## [GOAL]
How many lines of the records hold the string "ciudades"? Reply with the number alone.

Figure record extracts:

■ ■ ■ ■ ■ ■ ■

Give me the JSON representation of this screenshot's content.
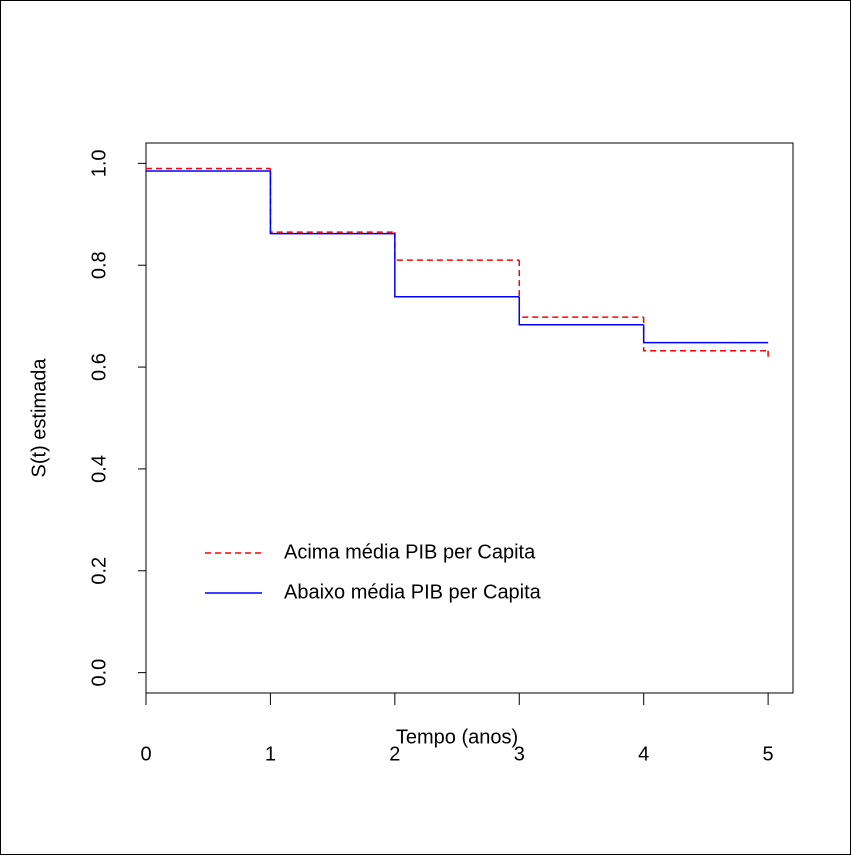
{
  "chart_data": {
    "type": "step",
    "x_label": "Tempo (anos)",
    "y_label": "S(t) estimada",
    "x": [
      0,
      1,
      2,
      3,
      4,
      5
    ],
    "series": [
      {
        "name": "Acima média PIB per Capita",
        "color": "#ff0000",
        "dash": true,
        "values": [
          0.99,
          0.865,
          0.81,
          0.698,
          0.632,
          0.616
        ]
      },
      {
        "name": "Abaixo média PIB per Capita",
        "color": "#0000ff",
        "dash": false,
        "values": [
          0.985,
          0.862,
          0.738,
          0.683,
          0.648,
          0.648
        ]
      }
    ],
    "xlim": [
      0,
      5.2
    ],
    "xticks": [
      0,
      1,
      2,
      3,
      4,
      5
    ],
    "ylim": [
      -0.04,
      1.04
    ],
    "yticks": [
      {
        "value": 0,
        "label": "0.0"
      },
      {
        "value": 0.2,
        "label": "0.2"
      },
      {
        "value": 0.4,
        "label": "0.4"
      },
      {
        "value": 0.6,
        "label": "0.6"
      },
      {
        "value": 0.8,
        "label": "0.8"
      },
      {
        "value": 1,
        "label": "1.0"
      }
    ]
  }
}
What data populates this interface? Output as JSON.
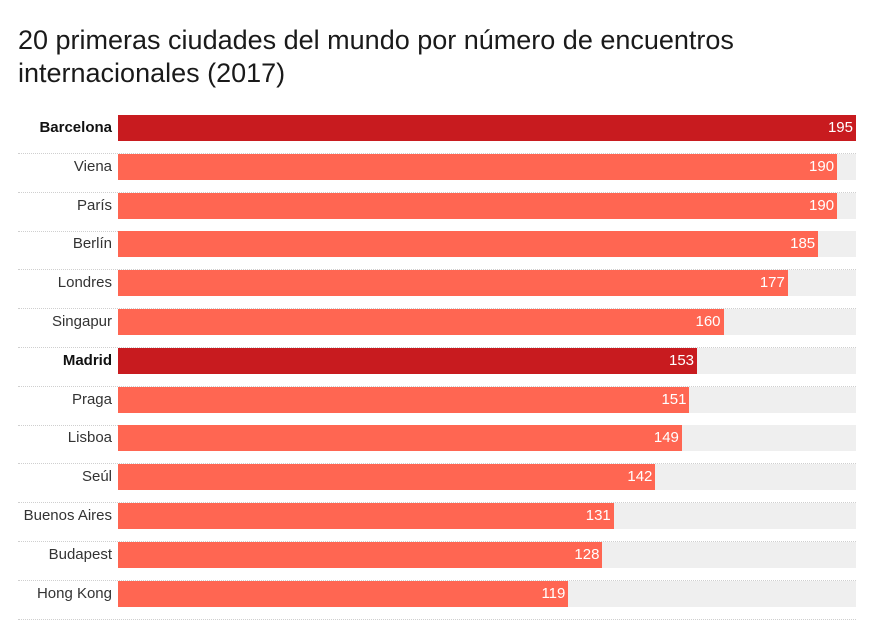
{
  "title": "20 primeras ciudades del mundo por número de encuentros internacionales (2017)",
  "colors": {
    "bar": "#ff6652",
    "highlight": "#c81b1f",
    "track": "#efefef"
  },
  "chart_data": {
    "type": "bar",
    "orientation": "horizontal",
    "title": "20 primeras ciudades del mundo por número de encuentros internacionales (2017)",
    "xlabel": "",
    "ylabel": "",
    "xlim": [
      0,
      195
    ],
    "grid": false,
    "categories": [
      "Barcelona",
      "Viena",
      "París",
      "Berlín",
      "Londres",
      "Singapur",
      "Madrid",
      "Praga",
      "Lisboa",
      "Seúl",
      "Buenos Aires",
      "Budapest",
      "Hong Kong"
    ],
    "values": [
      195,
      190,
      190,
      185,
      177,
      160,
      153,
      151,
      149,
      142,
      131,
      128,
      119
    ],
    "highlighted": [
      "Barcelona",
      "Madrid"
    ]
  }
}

■ ■ ■ ■ ■ ■ ■

## [RESPONSE TO THIS EXERCISE]
2